_Task goal_
Would you write out the listing verbatim and skip every picture in it?

§

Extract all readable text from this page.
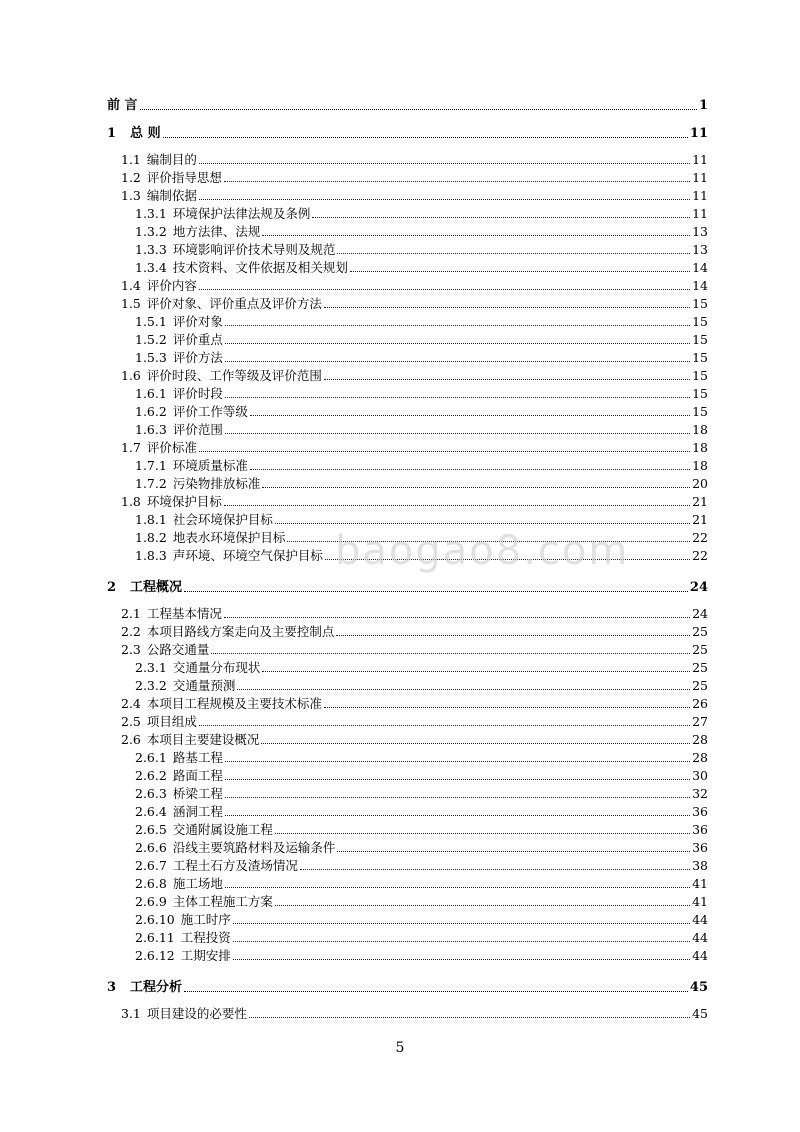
前 言	1
1 总 则	11
1.1 编制目的	11
1.2 评价指导思想	11
1.3 编制依据	11
1.3.1 环境保护法律法规及条例	11
1.3.2 地方法律、法规	13
1.3.3 环境影响评价技术导则及规范	13
1.3.4 技术资料、文件依据及相关规划	14
1.4 评价内容	14
1.5 评价对象、评价重点及评价方法	15
1.5.1 评价对象	15
1.5.2 评价重点	15
1.5.3 评价方法	15
1.6 评价时段、工作等级及评价范围	15
1.6.1 评价时段	15
1.6.2 评价工作等级	15
1.6.3 评价范围	18
1.7 评价标准	18
1.7.1 环境质量标准	18
1.7.2 污染物排放标准	20
1.8 环境保护目标	21
1.8.1 社会环境保护目标	21
1.8.2 地表水环境保护目标	22
1.8.3 声环境、环境空气保护目标	22
2 工程概况	24
2.1 工程基本情况	24
2.2 本项目路线方案走向及主要控制点	25
2.3 公路交通量	25
2.3.1 交通量分布现状	25
2.3.2 交通量预测	25
2.4 本项目工程规模及主要技术标准	26
2.5 项目组成	27
2.6 本项目主要建设概况	28
2.6.1 路基工程	28
2.6.2 路面工程	30
2.6.3 桥梁工程	32
2.6.4 涵洞工程	36
2.6.5 交通附属设施工程	36
2.6.6 沿线主要筑路材料及运输条件	36
2.6.7 工程土石方及渣场情况	38
2.6.8 施工场地	41
2.6.9 主体工程施工方案	41
2.6.10 施工时序	44
2.6.11 工程投资	44
2.6.12 工期安排	44
3 工程分析	45
3.1 项目建设的必要性	45
baogao8.com
5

§

_Complete answer_
Extract all readable text from this page.
前 言	1
1 总 则	11
1.1 编制目的	11
1.2 评价指导思想	11
1.3 编制依据	11
1.3.1 环境保护法律法规及条例	11
1.3.2 地方法律、法规	13
1.3.3 环境影响评价技术导则及规范	13
1.3.4 技术资料、文件依据及相关规划	14
1.4 评价内容	14
1.5 评价对象、评价重点及评价方法	15
1.5.1 评价对象	15
1.5.2 评价重点	15
1.5.3 评价方法	15
1.6 评价时段、工作等级及评价范围	15
1.6.1 评价时段	15
1.6.2 评价工作等级	15
1.6.3 评价范围	18
1.7 评价标准	18
1.7.1 环境质量标准	18
1.7.2 污染物排放标准	20
1.8 环境保护目标	21
1.8.1 社会环境保护目标	21
1.8.2 地表水环境保护目标	22
1.8.3 声环境、环境空气保护目标	22
2 工程概况	24
2.1 工程基本情况	24
2.2 本项目路线方案走向及主要控制点	25
2.3 公路交通量	25
2.3.1 交通量分布现状	25
2.3.2 交通量预测	25
2.4 本项目工程规模及主要技术标准	26
2.5 项目组成	27
2.6 本项目主要建设概况	28
2.6.1 路基工程	28
2.6.2 路面工程	30
2.6.3 桥梁工程	32
2.6.4 涵洞工程	36
2.6.5 交通附属设施工程	36
2.6.6 沿线主要筑路材料及运输条件	36
2.6.7 工程土石方及渣场情况	38
2.6.8 施工场地	41
2.6.9 主体工程施工方案	41
2.6.10 施工时序	44
2.6.11 工程投资	44
2.6.12 工期安排	44
3 工程分析	45
3.1 项目建设的必要性	45
baogao8.com
5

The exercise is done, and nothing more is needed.